[Dataset records of page text]
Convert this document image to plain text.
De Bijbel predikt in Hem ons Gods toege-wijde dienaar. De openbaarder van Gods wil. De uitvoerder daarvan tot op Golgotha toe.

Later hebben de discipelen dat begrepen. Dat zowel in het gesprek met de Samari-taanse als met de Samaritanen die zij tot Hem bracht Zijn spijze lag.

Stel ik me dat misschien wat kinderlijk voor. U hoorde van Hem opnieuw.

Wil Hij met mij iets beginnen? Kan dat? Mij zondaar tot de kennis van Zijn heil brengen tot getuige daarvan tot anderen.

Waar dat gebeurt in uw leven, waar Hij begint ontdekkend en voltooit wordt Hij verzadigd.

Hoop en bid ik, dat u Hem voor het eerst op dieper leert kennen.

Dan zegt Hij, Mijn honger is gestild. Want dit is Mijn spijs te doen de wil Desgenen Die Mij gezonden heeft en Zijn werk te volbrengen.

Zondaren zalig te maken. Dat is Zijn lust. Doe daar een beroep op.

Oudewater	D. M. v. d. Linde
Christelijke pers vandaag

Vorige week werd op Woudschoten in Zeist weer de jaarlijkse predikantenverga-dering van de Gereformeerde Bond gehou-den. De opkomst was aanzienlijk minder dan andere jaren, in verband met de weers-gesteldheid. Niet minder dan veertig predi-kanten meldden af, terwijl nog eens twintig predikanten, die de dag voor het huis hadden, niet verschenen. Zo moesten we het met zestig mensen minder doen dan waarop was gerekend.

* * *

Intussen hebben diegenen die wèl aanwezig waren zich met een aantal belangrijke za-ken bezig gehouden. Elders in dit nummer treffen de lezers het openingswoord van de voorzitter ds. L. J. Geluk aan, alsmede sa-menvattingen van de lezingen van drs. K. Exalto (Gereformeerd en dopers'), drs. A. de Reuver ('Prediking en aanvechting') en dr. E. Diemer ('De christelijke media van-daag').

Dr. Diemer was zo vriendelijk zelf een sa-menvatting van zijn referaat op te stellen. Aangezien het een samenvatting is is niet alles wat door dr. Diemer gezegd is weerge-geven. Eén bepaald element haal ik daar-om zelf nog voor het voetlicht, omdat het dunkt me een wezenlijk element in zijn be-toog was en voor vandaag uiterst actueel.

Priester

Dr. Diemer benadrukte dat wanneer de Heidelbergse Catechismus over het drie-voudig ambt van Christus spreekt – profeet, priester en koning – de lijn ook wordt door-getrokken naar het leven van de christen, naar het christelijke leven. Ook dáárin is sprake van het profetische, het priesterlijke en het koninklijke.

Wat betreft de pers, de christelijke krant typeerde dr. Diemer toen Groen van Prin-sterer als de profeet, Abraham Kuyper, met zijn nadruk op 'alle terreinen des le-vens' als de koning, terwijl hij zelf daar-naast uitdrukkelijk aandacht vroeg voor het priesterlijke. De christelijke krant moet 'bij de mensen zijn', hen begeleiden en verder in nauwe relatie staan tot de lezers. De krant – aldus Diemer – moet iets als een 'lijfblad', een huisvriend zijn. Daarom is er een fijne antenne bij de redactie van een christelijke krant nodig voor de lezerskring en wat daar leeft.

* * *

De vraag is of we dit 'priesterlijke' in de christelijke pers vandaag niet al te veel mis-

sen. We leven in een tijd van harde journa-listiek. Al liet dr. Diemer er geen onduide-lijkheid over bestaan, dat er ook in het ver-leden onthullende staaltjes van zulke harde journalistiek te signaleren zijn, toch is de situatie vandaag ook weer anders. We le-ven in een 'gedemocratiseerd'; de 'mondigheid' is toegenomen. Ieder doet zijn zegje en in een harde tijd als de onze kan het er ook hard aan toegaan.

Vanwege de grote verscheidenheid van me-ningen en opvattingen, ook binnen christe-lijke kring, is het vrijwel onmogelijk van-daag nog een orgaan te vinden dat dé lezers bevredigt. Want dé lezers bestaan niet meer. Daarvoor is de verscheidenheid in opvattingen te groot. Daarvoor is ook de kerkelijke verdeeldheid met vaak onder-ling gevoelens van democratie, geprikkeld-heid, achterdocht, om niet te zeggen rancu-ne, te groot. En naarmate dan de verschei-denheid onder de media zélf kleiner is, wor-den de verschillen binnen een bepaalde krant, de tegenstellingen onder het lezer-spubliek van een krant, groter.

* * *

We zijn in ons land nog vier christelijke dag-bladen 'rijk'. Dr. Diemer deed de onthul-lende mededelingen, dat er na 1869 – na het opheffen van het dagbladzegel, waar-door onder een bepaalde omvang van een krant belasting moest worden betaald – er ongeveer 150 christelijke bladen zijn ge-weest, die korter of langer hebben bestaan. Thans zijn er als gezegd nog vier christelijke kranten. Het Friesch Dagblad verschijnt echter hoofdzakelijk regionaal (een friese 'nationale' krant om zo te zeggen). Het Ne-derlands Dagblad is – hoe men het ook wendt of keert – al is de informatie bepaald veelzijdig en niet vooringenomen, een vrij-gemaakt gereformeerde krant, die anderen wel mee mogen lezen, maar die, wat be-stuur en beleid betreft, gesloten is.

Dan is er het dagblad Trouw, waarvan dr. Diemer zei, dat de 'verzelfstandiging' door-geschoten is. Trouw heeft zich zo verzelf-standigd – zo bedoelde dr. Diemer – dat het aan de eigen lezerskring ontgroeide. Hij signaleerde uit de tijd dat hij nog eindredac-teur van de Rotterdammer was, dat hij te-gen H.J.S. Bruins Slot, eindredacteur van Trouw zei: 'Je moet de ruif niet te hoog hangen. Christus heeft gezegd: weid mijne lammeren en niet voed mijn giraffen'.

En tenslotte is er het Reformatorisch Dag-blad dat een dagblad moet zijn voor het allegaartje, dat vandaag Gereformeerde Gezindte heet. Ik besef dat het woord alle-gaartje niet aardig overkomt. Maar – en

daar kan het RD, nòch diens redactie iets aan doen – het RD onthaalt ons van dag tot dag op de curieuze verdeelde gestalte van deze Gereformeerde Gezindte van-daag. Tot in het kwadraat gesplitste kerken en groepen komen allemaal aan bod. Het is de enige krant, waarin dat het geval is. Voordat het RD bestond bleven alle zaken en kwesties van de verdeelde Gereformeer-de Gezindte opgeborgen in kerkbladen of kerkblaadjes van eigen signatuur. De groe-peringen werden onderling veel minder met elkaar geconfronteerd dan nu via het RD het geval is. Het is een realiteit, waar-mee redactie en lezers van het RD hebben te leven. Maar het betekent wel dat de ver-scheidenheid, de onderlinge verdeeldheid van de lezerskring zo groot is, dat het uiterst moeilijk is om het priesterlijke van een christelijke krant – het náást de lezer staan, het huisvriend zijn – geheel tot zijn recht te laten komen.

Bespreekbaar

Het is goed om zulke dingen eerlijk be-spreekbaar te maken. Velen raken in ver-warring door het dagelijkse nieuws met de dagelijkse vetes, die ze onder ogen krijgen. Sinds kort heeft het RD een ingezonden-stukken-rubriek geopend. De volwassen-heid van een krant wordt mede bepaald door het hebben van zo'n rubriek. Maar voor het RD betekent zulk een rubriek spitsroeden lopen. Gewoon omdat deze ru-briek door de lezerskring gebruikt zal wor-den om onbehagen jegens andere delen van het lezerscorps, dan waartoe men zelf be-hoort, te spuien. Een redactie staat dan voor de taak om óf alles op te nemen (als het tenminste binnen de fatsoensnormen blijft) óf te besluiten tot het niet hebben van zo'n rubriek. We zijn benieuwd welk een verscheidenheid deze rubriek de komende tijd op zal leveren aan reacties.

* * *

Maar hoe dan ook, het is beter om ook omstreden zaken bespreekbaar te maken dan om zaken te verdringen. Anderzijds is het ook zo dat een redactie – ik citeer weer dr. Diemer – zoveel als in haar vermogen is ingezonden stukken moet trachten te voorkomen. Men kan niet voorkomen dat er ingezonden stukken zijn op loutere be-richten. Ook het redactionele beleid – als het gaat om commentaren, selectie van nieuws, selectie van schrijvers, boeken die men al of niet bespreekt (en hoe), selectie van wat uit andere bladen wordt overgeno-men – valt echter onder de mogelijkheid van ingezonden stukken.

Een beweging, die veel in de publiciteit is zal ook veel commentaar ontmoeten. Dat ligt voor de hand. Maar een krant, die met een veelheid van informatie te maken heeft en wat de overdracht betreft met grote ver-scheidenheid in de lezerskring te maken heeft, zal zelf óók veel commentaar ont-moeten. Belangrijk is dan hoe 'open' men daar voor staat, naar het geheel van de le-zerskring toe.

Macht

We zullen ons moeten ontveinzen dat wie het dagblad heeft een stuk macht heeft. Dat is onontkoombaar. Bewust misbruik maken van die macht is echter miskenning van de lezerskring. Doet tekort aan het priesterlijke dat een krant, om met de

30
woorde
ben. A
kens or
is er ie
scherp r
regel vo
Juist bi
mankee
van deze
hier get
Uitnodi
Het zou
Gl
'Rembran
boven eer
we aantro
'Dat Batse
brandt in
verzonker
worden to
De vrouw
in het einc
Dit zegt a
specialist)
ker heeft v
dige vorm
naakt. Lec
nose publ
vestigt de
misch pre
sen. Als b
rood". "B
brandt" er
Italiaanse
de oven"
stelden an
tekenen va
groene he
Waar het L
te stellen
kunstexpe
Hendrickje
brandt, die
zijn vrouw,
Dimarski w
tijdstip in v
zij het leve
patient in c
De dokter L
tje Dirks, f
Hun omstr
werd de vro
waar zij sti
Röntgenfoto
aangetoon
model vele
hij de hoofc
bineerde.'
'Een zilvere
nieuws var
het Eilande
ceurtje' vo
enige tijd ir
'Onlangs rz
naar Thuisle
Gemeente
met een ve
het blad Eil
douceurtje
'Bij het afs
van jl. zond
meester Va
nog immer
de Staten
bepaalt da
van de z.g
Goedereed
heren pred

(Goal of the exercise):
The answer must consist of every line from the entries that holds the string "anderen".

(Completed task):
Wil Hij met mij iets beginnen? Kan dat? Mij zondaar tot de kennis van Zijn heil brengen tot getuige daarvan tot anderen.
We zijn in ons land nog vier christelijke dag-bladen 'rijk'. Dr. Diemer deed de onthul-lende mededelingen, dat er na 1869 – na het opheffen van het dagbladzegel, waar-door onder een bepaalde omvang van een krant belasting moest worden betaald – er ongeveer 150 christelijke bladen zijn ge-weest, die korter of langer hebben bestaan. Thans zijn er als gezegd nog vier christelijke kranten. Het Friesch Dagblad verschijnt echter hoofdzakelijk regionaal (een friese 'nationale' krant om zo te zeggen). Het Ne-derlands Dagblad is – hoe men het ook wendt of keert – al is de informatie bepaald veelzijdig en niet vooringenomen, een vrij-gemaakt gereformeerde krant, die anderen wel mee mogen lezen, maar die, wat be-stuur en beleid betreft, gesloten is.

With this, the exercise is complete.